PROBLEM> For the entries that follow, count the lines containing the string "inflammatory" and write only the number.

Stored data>

++++++

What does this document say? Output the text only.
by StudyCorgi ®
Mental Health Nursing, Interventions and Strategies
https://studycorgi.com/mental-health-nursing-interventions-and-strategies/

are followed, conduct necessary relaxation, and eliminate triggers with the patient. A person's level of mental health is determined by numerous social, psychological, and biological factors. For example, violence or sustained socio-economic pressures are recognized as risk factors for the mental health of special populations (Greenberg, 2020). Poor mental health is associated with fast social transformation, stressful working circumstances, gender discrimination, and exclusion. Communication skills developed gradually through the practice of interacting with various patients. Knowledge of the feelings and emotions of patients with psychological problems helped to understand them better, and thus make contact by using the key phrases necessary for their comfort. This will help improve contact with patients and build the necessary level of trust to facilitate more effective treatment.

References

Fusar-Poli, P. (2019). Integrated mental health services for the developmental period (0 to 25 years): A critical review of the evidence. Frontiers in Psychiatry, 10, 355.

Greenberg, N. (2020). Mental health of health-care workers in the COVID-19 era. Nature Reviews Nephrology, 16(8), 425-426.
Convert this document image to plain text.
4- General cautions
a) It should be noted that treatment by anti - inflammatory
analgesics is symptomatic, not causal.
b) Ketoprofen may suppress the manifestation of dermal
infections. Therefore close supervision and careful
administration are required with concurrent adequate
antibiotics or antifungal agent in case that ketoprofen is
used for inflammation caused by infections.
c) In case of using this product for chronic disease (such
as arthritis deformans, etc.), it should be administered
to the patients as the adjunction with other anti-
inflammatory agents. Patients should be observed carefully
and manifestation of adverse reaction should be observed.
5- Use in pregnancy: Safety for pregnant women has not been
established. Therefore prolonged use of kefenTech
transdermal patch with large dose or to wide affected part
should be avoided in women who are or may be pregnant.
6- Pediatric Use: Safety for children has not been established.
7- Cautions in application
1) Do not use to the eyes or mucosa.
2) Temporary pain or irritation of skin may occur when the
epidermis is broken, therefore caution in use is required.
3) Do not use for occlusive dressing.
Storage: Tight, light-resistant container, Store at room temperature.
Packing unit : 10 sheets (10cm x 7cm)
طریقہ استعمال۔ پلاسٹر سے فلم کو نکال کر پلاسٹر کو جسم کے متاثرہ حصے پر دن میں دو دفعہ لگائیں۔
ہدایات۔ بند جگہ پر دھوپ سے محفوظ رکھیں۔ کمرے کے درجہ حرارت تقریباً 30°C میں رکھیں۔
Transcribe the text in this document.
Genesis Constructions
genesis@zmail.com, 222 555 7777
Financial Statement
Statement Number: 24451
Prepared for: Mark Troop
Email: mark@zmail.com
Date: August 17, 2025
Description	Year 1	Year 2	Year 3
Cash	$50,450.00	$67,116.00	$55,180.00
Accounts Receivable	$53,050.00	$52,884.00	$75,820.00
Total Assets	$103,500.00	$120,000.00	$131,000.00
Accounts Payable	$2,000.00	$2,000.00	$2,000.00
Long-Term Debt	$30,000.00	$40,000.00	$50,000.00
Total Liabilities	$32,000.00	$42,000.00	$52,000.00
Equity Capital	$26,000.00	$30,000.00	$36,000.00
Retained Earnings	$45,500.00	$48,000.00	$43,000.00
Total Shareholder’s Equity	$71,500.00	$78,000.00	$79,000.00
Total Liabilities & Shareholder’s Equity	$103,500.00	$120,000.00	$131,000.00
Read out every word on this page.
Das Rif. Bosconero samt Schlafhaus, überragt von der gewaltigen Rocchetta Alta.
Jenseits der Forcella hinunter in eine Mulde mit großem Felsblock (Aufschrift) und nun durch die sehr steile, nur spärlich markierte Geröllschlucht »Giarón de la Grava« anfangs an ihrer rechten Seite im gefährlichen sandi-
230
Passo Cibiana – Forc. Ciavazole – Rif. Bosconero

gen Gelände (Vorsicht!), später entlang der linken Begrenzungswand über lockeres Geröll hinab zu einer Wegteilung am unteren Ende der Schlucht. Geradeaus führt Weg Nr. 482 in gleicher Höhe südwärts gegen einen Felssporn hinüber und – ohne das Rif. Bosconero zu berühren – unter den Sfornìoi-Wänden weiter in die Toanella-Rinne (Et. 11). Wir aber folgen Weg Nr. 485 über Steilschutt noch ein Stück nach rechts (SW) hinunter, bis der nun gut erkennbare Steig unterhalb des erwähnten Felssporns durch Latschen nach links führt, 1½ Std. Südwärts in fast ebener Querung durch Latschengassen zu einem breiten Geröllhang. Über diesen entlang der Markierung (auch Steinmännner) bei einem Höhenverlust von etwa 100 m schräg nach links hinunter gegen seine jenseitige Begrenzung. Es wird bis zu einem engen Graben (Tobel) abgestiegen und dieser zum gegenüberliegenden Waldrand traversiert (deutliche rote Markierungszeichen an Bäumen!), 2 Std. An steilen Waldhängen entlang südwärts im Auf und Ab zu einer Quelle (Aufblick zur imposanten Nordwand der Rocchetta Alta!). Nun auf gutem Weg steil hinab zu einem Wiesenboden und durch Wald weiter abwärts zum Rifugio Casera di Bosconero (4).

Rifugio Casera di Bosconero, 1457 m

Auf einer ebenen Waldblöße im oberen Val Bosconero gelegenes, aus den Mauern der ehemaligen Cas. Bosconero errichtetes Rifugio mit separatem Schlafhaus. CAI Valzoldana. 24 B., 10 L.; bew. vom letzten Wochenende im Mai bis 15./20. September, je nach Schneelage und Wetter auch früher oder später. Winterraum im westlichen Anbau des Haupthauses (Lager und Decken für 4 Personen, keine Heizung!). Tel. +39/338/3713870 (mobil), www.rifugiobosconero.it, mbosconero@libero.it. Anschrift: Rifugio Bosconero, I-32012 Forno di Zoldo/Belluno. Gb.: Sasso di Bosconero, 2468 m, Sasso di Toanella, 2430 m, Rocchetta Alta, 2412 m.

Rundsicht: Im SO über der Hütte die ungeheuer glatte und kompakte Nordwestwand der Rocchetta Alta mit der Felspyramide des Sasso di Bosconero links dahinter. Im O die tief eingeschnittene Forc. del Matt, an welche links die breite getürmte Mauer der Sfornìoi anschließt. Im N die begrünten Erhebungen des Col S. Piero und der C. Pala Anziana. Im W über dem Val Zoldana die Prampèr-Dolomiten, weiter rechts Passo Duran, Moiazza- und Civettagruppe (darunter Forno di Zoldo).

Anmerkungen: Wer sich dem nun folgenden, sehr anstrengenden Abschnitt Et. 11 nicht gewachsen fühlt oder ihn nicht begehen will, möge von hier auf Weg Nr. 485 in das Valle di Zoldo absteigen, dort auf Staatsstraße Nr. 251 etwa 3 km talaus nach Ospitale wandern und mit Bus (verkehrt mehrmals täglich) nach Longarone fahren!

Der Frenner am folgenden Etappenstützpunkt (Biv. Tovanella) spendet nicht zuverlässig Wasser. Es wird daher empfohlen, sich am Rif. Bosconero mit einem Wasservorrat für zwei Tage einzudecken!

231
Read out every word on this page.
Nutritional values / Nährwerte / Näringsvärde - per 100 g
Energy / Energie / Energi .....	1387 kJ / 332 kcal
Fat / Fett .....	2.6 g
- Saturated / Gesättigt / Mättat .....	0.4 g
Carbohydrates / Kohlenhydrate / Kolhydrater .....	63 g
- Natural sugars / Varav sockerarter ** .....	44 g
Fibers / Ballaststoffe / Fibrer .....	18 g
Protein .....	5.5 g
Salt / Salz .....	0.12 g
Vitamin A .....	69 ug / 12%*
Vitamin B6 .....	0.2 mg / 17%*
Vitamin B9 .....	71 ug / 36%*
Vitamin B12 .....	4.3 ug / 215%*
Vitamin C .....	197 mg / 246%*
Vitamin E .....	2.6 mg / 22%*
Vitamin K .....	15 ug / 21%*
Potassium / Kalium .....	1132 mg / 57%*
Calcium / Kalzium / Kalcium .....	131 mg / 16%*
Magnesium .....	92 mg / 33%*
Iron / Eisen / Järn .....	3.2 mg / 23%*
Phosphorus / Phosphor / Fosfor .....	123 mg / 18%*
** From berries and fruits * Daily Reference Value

++++++

THE COMPLETED TASK> 2